Extracted data:

start

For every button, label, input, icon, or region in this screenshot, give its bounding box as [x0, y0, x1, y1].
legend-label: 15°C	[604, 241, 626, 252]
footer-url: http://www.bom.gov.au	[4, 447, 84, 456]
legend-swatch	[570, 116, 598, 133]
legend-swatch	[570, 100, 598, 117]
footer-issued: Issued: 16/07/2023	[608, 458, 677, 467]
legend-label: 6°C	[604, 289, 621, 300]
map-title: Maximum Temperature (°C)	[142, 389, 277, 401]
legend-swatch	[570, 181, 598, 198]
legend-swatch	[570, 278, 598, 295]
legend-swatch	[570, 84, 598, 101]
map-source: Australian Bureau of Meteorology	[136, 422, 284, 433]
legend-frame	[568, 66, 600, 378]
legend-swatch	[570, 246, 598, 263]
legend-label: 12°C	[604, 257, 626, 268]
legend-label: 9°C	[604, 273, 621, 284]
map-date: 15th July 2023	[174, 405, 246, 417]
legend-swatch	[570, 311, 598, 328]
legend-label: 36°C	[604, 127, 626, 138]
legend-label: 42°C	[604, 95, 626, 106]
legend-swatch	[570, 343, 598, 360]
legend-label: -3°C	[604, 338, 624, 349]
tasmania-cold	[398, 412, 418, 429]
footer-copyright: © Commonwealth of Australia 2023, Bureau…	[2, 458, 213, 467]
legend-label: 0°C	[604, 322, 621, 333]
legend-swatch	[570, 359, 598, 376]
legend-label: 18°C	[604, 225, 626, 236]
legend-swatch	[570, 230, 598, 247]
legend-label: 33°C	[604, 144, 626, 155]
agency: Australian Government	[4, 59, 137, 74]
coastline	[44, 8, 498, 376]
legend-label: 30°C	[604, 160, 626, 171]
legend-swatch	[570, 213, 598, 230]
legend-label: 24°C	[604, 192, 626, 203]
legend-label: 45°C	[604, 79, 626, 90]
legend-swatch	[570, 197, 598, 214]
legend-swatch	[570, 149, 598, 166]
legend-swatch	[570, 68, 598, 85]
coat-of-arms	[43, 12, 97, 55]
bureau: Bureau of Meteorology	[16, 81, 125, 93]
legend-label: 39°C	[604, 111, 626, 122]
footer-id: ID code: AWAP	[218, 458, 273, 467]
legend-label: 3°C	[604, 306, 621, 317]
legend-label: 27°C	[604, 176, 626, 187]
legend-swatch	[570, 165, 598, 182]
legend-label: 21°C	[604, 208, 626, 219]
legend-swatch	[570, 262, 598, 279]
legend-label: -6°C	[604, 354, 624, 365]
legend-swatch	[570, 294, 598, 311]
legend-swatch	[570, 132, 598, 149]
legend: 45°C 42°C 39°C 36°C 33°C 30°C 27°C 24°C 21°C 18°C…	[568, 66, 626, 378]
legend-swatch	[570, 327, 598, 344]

end

Exercise directions:
Print every one of the entries above again, character for character and in the same order.

Response to this exercise:
For every button, label, input, icon, or region in this screenshot, give its bounding box as [x0, y0, x1, y1].
legend-label: 15°C	[604, 241, 626, 252]
footer-url: http://www.bom.gov.au	[4, 447, 84, 456]
legend-swatch	[570, 116, 598, 133]
legend-swatch	[570, 100, 598, 117]
footer-issued: Issued: 16/07/2023	[608, 458, 677, 467]
legend-label: 6°C	[604, 289, 621, 300]
map-title: Maximum Temperature (°C)	[142, 389, 277, 401]
legend-swatch	[570, 181, 598, 198]
legend-swatch	[570, 278, 598, 295]
legend-swatch	[570, 84, 598, 101]
map-source: Australian Bureau of Meteorology	[136, 422, 284, 433]
legend-frame	[568, 66, 600, 378]
legend-swatch	[570, 246, 598, 263]
legend-label: 12°C	[604, 257, 626, 268]
legend-label: 9°C	[604, 273, 621, 284]
map-date: 15th July 2023	[174, 405, 246, 417]
legend-swatch	[570, 311, 598, 328]
legend-label: 36°C	[604, 127, 626, 138]
legend-label: 42°C	[604, 95, 626, 106]
legend-swatch	[570, 343, 598, 360]
legend-label: -3°C	[604, 338, 624, 349]
tasmania-cold	[398, 412, 418, 429]
footer-copyright: © Commonwealth of Australia 2023, Bureau…	[2, 458, 213, 467]
legend-label: 0°C	[604, 322, 621, 333]
legend-swatch	[570, 359, 598, 376]
legend-label: 18°C	[604, 225, 626, 236]
legend-swatch	[570, 230, 598, 247]
legend-label: 33°C	[604, 144, 626, 155]
agency: Australian Government	[4, 59, 137, 74]
coastline	[44, 8, 498, 376]
legend-label: 30°C	[604, 160, 626, 171]
legend-swatch	[570, 213, 598, 230]
legend-label: 24°C	[604, 192, 626, 203]
legend-label: 45°C	[604, 79, 626, 90]
legend-swatch	[570, 197, 598, 214]
legend-swatch	[570, 149, 598, 166]
legend-swatch	[570, 68, 598, 85]
coat-of-arms	[43, 12, 97, 55]
bureau: Bureau of Meteorology	[16, 81, 125, 93]
legend-label: 39°C	[604, 111, 626, 122]
footer-id: ID code: AWAP	[218, 458, 273, 467]
legend-label: 3°C	[604, 306, 621, 317]
legend-label: 27°C	[604, 176, 626, 187]
legend-swatch	[570, 165, 598, 182]
legend-label: 21°C	[604, 208, 626, 219]
legend-swatch	[570, 262, 598, 279]
legend-label: -6°C	[604, 354, 624, 365]
legend-swatch	[570, 294, 598, 311]
legend-swatch	[570, 132, 598, 149]
legend: 45°C 42°C 39°C 36°C 33°C 30°C 27°C 24°C 21°C 18°C…	[568, 66, 626, 378]
legend-swatch	[570, 327, 598, 344]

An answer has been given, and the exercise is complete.